Figure record extracts:
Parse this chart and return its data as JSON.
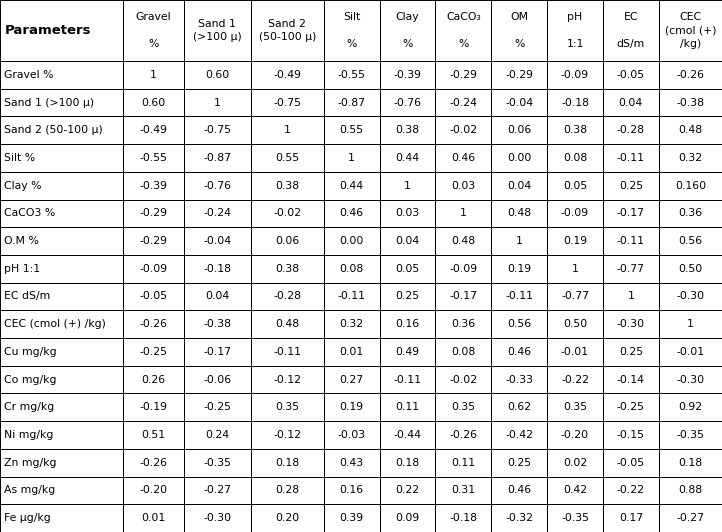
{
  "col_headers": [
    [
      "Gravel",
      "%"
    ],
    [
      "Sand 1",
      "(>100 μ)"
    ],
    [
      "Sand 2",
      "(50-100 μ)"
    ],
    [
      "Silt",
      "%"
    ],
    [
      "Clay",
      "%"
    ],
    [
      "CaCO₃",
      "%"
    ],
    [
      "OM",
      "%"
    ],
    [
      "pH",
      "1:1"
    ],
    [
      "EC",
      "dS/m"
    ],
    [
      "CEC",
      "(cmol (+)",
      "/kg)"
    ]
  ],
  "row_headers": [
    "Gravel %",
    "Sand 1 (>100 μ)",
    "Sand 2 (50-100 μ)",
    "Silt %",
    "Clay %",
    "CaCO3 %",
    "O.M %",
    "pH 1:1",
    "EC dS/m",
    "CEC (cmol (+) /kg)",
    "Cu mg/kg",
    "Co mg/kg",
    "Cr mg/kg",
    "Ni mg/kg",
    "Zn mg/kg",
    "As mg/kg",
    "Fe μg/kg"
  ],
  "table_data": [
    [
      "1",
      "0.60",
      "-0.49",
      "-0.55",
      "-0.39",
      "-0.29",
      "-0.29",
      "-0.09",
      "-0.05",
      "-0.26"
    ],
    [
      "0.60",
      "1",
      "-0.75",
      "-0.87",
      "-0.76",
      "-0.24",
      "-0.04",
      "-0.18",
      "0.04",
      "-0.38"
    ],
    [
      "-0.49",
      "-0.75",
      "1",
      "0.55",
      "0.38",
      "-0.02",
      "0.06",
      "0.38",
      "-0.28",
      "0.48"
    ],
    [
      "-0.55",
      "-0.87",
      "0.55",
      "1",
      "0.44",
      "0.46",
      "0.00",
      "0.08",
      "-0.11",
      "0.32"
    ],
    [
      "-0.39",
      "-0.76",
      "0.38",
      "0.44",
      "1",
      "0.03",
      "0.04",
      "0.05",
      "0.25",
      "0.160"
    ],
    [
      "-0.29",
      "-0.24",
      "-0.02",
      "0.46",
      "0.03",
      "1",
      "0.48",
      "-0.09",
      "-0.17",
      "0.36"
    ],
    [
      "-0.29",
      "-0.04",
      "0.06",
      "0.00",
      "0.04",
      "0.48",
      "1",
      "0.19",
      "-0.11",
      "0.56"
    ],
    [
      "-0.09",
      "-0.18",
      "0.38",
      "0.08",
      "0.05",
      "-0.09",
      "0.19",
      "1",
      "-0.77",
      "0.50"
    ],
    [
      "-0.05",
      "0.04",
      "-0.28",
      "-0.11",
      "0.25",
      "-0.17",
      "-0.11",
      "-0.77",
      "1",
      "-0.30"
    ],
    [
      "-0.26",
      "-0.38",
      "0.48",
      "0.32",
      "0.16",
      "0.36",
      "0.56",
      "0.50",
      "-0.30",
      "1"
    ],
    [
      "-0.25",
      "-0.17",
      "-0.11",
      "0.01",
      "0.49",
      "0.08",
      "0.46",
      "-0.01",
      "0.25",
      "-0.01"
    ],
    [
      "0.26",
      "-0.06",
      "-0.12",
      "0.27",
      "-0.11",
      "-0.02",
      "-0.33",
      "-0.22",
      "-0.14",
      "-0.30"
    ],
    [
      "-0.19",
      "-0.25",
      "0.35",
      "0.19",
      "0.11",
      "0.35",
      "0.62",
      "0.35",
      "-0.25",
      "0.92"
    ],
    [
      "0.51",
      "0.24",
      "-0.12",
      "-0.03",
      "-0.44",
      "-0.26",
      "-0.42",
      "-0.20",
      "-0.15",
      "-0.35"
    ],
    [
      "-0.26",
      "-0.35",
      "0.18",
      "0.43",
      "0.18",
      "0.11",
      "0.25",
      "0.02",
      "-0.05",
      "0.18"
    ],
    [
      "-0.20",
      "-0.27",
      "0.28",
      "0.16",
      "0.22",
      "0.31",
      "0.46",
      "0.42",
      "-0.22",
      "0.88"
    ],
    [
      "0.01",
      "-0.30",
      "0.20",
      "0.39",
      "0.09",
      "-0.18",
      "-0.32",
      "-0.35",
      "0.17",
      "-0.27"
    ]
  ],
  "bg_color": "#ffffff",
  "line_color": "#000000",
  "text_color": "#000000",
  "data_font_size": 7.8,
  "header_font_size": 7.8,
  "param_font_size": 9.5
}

### Prompt
From the entries above, copy out every line where the string "Sand" appears.

### Exercise solution
      "Sand 1",
      "Sand 2",
    "Sand 1 (>100 μ)",
    "Sand 2 (50-100 μ)",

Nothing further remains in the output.